### TEXTE FOURNI
##############################
Article paru dans Mordicus, n° 6, octobre 1991, p. 13.
Parallèlement à la vieille exaltation religieuse du sacrifice qui, aujourd’hui désacralisé, n’en reste pas moins une éternelle apologie du renoncement, il est conforme à la morale de nos maîtres de vouloir remettre au goût du jour la non moins ancienne exaltation de l’effort.
ON AURAIT pourtant tort de ne voir dans cette insistante invitation à l’effort qu’une forme modernisée de la traditionnelle sollicitation au labeur. Elle est plus que cela. Et d’abord pour cette raison qu’elle s’adresse à tous, et donc également à ceux qui, pour le meilleur ou pour le pire, sont justement privés de ce labeur (ou s’en sont privés eux-mêmes). Il faut ainsi comprendre cette exaltation comme une pressante invitation à l’oubli : de soi, de la perception que l’on a du monde, de ce que l’on est et de ce que l’on pourrait être. A tous égards, le sport et l’idéologie du dépassement de soi qu’il véhicule répondent à cette finalité. Aussi le mot connu d’un de ses plus fameux propagandistes est-il devenu la principale rhétorique de la domination : l’essentiel est de participer, participation qu’il faut bien évidemment considérer aujourd’hui dans son sens le plus large. Active au travail, sur le stade, au bureau de vote… ou passive devant son téléviseur. La pratique d’un sport est évidemment un exutoire (donc participe à l’oubli) des frustrations les plus diverses, et l’encouragement à son développement est ainsi un des fers de lance de la stratégie d’intégration de toutes les révoltes que notre époque ne manque pas de susciter. Aussi la tentative de mise au pas de la jeunesse rebelle des banlieues passe-t-elle d’abord par un encadrement sportif, le sport étant ici compris comme une forme de communication et d’expression admissible par une jeunesse qui n’a comme seul langage que celui de la révolte désespérée. On connaissait déjà les stages sportifs organisés dans le cadre des opérations « anti-étés chauds » ; on construit maintenant des écoles de police au cœur des cités, et la pratique sportive consensuelle est présentée comme élément central de la réconciliation, un dialogue possible entre jeunes et police, l’essentiel était comme précédemment de participer.
##############################
### DONNÉES EXTRAITES

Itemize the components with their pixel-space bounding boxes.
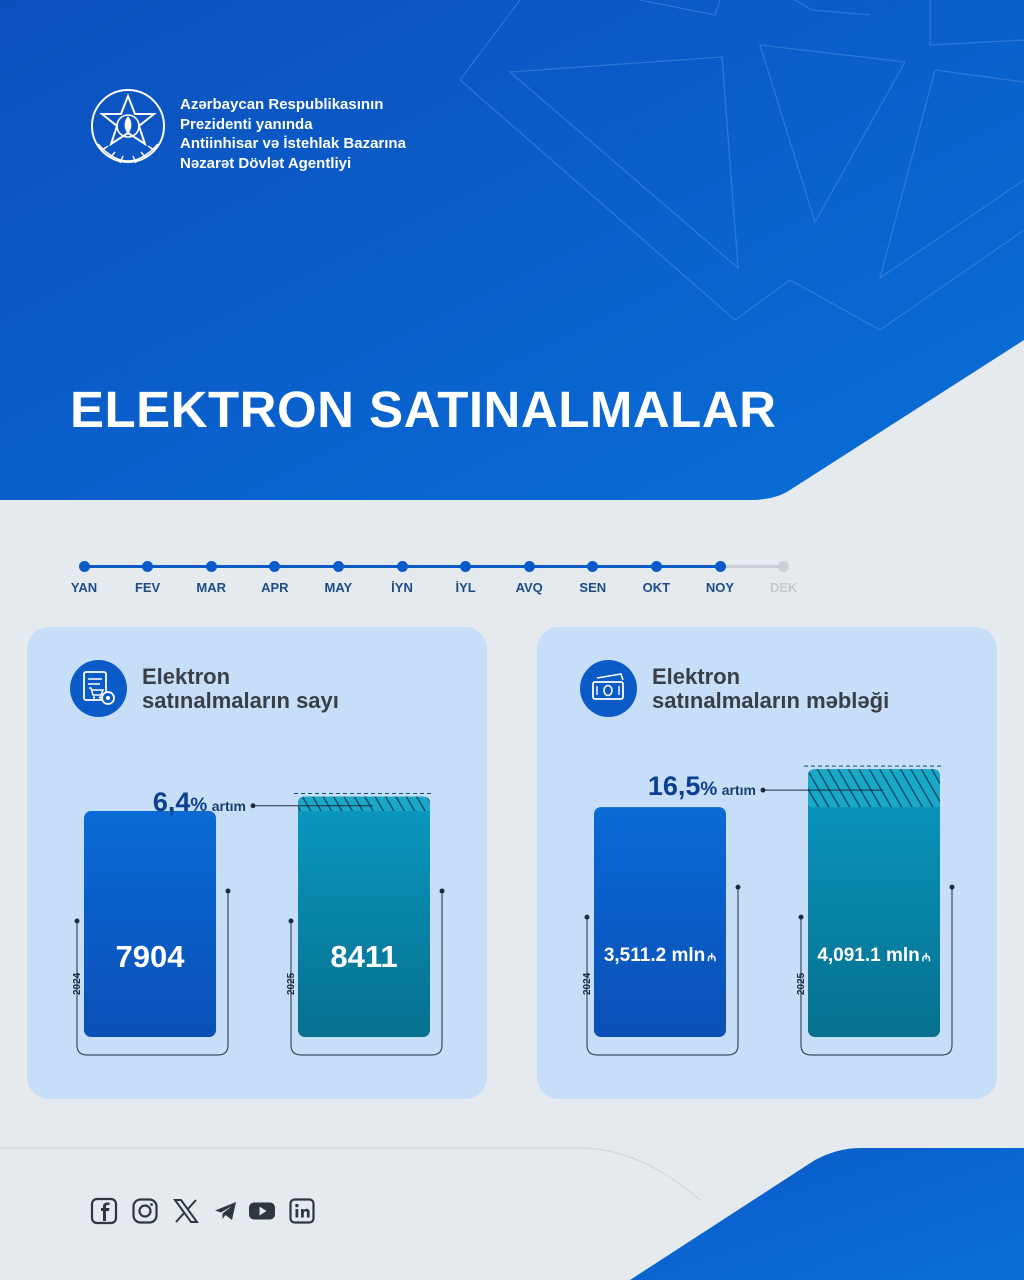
bar-frame [586,887,739,1056]
bar-value-label: 7904 [115,939,185,974]
timeline-dot [714,561,726,572]
bar-frame [800,887,953,1056]
frame-dot [798,914,804,920]
growth-word: artım [721,782,756,799]
timeline-track-inactive [720,565,784,568]
growth-number: 6,4 [152,786,191,817]
timeline-month-label: OKT [642,580,671,595]
timeline-month-label: YAN [70,580,98,595]
card-title-line-2: satınalmaların sayı [142,688,339,713]
month-timeline: YAN FEV MAR APR MAY İYN İYL AVQ SEN OKT NOY DEK [0,550,1024,600]
growth-word: artım [211,797,246,814]
bar-value-text: 4,091.1 mln [817,945,920,966]
cart-document-gear-icon [70,660,127,717]
growth-hatch [298,796,430,812]
growth-number: 16,5 [647,771,701,802]
bar-value-text: 3,511.2 mln [603,945,706,966]
frame-dot [74,918,80,924]
growth-label: 6,4% artım [153,787,246,818]
page-title: ELEKTRON SATINALMALAR [70,381,777,438]
frame-dot [439,888,445,894]
year-label: 2025 [796,972,807,995]
card-title-line-1: Elektron [142,664,231,689]
purchase-count-card: Elektron satınalmaların sayı 6,4% artım 7… [27,627,487,1099]
bar-value-label: 3,511.2 mln ₼ [594,945,726,967]
telegram-icon[interactable] [212,1197,240,1225]
timeline-month-label: DEK [769,580,798,595]
timeline-dot [460,561,472,572]
org-line-3: Antiinhisar və İstehlak Bazarına [180,135,406,152]
timeline-dot [396,561,408,572]
timeline-month-label: AVQ [515,580,543,595]
bar-chart [584,765,955,1056]
timeline-month-label: MAR [196,580,226,595]
bar-frame [76,891,229,1056]
timeline-dot [78,561,90,572]
timeline-dot [332,561,344,572]
year-label: 2024 [72,972,83,995]
timeline-dot [523,561,535,572]
bar-frame [290,891,443,1056]
org-line-1: Azərbaycan Respublikasının [180,96,384,113]
linkedin-icon[interactable] [288,1197,316,1225]
bar-value-label: 4,091.1 mln ₼ [808,945,940,967]
card-title: Elektron satınalmaların sayı [142,665,339,713]
org-line-4: Nəzarət Dövlət Agentliyi [180,154,352,172]
timeline-month-label: MAY [324,580,353,595]
purchase-amount-card: Elektron satınalmaların məbləği 16,5% ar… [537,627,997,1099]
header-background [0,0,1024,500]
bar-2024 [84,811,216,1037]
timeline-dot [778,561,790,572]
timeline-month-label: APR [261,580,289,595]
footer-background [0,1147,1024,1280]
header-banner: Azərbaycan Respublikasının Prezidenti ya… [0,0,1024,500]
frame-dot [584,914,590,920]
state-emblem-icon [91,89,165,164]
card-title-line-1: Elektron [652,664,741,689]
growth-label: 16,5% artım [648,771,756,802]
org-line-2: Prezidenti yanında [180,115,313,133]
manat-symbol: ₼ [707,952,717,964]
card-title: Elektron satınalmaların məbləği [652,665,889,713]
frame-dot [949,884,955,890]
year-label: 2024 [582,972,593,995]
bar-2024 [594,807,726,1037]
bar-chart [74,793,445,1056]
timeline-month-label: İYN [391,580,413,595]
timeline-dot [587,561,599,572]
frame-dot [288,918,294,924]
timeline-dot [142,561,154,572]
card-title-line-2: satınalmaların məbləği [652,688,890,713]
bar-2025 [298,796,430,1037]
footer [0,1140,1024,1280]
frame-dot [225,888,231,894]
manat-symbol: ₼ [921,952,931,964]
money-bill-icon [580,660,637,717]
timeline-dot [650,561,662,572]
growth-hatch [808,769,940,808]
timeline-month-label: SEN [579,580,607,595]
year-label: 2025 [286,972,297,995]
bar-2025 [808,769,940,1037]
x-icon[interactable] [172,1197,200,1225]
timeline-month-label: NOY [705,580,735,595]
timeline-dot [205,561,217,572]
timeline-month-label: İYL [455,580,476,595]
frame-dot [735,884,741,890]
growth-percent: % [190,794,208,816]
youtube-icon[interactable] [248,1197,276,1225]
instagram-icon[interactable] [131,1197,159,1225]
organization-name: Azərbaycan Respublikasının Prezidenti ya… [180,95,406,173]
bar-value-label: 8411 [330,939,398,974]
timeline-month-label: FEV [134,580,161,595]
facebook-icon[interactable] [90,1197,118,1225]
timeline-dot [269,561,281,572]
growth-percent: % [700,779,718,801]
##############################
### NATURE DE L'EXERCICE
Répondez aux questions suivantes sur l'article consacré à l'exaltation de l'effort.
(a) Dans quel numéro de Mordicus et à quelle date l'article a-t-il paru ?
(b) À qui s'adresse l'invitation à l'effort, selon l'article ?
(c) D'après l'article, que construit-on maintenant au cœur des cités ?

### SOLUTION DU PROBLÈME
(a) L'article a paru dans le n° 6 de Mordicus, en octobre 1991.
(b) Elle s'adresse à tous, y compris à ceux qui sont privés de labeur ou qui s'en sont privés eux-mêmes.
(c) On y construit des écoles de police.